▸ WHAT THE TASK ASKS
Restate the complete material exactly.

* begin STORED ROWS *

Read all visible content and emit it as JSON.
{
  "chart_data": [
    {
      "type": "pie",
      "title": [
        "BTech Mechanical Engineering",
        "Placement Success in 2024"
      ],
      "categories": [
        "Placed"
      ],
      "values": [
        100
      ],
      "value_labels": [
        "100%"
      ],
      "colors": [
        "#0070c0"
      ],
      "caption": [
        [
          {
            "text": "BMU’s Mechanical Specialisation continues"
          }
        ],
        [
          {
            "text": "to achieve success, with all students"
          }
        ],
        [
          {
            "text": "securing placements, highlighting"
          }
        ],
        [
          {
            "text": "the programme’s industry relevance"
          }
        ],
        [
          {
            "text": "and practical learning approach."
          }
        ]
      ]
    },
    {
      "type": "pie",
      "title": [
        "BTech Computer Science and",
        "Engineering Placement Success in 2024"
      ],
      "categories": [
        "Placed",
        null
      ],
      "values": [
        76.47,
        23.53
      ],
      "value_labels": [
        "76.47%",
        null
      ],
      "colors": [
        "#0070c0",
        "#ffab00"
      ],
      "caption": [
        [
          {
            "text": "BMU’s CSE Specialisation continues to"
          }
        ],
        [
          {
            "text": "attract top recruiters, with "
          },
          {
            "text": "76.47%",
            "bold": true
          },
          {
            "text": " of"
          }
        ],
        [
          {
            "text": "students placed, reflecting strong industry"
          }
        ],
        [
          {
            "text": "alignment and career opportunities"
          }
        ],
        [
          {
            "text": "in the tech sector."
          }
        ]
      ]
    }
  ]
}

* end STORED ROWS *

▸ SOLUTION FOR THIS EXERCISE
Read all visible content and emit it as JSON.
{
  "chart_data": [
    {
      "type": "pie",
      "title": [
        "BTech Mechanical Engineering",
        "Placement Success in 2024"
      ],
      "categories": [
        "Placed"
      ],
      "values": [
        100
      ],
      "value_labels": [
        "100%"
      ],
      "colors": [
        "#0070c0"
      ],
      "caption": [
        [
          {
            "text": "BMU’s Mechanical Specialisation continues"
          }
        ],
        [
          {
            "text": "to achieve success, with all students"
          }
        ],
        [
          {
            "text": "securing placements, highlighting"
          }
        ],
        [
          {
            "text": "the programme’s industry relevance"
          }
        ],
        [
          {
            "text": "and practical learning approach."
          }
        ]
      ]
    },
    {
      "type": "pie",
      "title": [
        "BTech Computer Science and",
        "Engineering Placement Success in 2024"
      ],
      "categories": [
        "Placed",
        null
      ],
      "values": [
        76.47,
        23.53
      ],
      "value_labels": [
        "76.47%",
        null
      ],
      "colors": [
        "#0070c0",
        "#ffab00"
      ],
      "caption": [
        [
          {
            "text": "BMU’s CSE Specialisation continues to"
          }
        ],
        [
          {
            "text": "attract top recruiters, with "
          },
          {
            "text": "76.47%",
            "bold": true
          },
          {
            "text": " of"
          }
        ],
        [
          {
            "text": "students placed, reflecting strong industry"
          }
        ],
        [
          {
            "text": "alignment and career opportunities"
          }
        ],
        [
          {
            "text": "in the tech sector."
          }
        ]
      ]
    }
  ]
}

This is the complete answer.